**Exercise task:** What is the number of lines containing the string "widget"? Answer with the number only.
* start Record set *
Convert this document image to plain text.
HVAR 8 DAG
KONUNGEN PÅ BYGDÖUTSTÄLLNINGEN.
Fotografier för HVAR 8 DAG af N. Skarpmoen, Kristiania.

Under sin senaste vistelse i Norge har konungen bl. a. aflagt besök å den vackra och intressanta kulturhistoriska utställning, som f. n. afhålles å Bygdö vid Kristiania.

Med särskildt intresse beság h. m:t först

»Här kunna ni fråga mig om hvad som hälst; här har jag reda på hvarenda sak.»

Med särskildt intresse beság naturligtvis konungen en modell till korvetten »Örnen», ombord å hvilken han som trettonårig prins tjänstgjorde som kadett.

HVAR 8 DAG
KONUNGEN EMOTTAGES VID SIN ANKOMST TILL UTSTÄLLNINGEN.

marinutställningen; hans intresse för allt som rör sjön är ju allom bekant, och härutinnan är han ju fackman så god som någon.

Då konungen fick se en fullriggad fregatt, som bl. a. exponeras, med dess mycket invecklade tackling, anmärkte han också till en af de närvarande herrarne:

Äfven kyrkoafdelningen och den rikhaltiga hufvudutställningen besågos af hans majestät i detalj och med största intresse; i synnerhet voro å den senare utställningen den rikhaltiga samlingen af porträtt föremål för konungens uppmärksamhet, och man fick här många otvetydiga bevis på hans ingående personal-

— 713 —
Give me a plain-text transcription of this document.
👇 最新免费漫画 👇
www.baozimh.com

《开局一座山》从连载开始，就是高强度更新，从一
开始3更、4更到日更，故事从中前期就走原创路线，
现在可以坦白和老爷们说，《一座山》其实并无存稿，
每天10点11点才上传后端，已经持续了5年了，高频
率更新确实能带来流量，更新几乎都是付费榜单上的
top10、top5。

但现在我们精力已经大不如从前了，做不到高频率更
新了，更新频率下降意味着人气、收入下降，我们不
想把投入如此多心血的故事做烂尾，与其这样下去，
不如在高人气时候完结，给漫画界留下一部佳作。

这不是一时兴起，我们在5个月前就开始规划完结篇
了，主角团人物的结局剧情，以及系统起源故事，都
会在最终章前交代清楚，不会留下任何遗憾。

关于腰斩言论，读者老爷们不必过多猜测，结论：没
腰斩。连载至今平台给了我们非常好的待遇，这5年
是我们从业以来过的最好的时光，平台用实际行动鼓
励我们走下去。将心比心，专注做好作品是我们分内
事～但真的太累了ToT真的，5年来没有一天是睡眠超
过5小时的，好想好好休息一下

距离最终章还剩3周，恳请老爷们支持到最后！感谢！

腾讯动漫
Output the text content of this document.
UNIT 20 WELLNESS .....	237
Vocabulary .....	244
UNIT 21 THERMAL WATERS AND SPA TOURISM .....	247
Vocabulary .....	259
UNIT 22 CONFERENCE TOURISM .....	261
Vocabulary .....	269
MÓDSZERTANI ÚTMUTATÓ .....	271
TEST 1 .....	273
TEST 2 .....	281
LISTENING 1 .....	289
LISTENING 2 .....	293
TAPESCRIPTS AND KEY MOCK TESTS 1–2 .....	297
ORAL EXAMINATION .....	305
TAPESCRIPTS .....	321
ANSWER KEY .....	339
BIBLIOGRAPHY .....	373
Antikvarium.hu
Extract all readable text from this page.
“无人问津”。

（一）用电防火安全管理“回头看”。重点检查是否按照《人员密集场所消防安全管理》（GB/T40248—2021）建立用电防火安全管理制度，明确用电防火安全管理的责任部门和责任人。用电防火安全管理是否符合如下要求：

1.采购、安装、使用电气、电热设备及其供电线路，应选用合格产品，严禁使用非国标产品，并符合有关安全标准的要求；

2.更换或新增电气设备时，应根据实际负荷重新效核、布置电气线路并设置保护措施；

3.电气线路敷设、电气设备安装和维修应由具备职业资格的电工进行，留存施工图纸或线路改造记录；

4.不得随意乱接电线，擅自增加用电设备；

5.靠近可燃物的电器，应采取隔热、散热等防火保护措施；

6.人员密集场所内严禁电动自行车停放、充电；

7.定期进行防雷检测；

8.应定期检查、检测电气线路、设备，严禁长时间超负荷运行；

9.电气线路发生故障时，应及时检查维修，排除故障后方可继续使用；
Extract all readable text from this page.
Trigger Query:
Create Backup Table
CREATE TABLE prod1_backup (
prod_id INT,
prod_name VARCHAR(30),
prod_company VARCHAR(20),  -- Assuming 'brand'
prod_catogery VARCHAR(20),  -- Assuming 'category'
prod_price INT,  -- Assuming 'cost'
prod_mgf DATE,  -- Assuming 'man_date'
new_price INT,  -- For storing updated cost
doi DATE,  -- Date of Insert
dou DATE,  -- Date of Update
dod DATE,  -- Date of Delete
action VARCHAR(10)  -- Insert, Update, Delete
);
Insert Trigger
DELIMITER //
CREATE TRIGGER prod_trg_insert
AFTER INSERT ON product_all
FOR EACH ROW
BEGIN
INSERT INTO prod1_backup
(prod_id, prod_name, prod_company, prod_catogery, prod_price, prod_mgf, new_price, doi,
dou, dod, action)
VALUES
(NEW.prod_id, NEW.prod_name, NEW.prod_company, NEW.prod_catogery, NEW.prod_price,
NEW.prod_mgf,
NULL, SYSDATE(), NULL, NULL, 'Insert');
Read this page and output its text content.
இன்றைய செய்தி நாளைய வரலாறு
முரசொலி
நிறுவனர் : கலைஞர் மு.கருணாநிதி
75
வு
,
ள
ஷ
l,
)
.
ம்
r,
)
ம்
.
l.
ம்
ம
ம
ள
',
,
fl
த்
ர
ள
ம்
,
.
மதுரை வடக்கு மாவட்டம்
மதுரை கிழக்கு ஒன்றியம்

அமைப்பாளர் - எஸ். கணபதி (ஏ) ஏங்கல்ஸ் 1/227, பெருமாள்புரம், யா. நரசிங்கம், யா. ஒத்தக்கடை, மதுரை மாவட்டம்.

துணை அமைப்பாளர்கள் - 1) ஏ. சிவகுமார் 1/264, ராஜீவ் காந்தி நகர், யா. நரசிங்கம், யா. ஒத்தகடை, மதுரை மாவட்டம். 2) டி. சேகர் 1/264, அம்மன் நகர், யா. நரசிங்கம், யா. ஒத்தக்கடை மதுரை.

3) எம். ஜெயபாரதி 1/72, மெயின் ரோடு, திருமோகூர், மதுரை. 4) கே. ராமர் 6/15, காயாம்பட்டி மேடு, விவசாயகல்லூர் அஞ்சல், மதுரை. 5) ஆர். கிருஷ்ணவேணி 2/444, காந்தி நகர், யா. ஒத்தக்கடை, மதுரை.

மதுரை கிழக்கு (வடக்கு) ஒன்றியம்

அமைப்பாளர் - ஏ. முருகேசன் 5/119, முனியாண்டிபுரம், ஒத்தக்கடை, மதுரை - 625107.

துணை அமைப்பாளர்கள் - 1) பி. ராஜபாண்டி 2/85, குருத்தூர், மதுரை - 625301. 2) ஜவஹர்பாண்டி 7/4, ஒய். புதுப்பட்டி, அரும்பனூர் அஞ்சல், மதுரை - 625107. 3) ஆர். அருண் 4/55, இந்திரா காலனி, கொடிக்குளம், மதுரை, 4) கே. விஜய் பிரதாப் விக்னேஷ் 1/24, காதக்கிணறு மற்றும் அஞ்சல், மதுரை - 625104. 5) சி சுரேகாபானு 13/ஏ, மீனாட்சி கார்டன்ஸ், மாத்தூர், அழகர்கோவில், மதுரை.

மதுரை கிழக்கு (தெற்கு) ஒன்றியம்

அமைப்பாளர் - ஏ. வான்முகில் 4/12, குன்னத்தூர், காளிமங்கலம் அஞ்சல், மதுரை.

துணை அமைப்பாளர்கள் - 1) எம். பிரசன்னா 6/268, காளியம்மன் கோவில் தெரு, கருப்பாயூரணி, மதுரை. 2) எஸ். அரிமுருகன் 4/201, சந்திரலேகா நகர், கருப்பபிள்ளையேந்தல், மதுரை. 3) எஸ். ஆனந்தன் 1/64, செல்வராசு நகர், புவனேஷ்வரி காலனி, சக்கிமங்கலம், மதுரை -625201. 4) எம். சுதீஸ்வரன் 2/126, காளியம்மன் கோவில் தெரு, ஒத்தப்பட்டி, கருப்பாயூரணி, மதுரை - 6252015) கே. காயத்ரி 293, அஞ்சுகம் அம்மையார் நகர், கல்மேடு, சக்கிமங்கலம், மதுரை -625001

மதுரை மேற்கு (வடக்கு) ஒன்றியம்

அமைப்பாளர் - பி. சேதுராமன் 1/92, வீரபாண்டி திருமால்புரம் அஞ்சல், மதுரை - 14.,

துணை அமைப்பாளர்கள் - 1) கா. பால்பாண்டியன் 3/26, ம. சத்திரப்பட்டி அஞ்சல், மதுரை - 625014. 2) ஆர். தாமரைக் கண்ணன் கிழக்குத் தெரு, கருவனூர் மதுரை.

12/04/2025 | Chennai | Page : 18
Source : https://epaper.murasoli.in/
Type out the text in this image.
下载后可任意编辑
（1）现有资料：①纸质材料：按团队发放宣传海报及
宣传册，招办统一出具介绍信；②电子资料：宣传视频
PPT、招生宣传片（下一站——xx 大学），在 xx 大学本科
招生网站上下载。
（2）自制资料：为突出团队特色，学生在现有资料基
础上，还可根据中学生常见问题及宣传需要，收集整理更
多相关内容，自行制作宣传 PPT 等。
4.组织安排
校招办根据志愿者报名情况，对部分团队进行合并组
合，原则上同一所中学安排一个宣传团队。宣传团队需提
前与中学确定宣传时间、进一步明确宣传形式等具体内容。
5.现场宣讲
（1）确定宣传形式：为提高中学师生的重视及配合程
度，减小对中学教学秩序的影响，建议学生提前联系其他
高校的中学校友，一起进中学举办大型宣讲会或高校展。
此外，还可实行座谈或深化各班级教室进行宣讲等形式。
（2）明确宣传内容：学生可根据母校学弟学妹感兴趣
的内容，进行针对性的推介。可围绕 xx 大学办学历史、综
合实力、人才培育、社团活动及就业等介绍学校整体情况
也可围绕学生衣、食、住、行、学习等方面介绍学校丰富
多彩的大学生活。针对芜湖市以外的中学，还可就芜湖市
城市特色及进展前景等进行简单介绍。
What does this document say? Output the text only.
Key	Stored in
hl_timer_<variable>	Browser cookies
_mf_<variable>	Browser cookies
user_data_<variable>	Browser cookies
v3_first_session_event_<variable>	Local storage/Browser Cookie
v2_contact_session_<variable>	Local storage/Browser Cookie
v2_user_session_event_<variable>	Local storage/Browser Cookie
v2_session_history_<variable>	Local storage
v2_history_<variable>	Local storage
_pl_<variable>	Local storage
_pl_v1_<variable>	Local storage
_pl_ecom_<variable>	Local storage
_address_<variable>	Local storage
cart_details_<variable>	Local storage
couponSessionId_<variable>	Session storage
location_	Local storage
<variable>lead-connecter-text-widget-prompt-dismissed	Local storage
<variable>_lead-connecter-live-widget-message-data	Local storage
* end Record set *
**Response to this task:** 2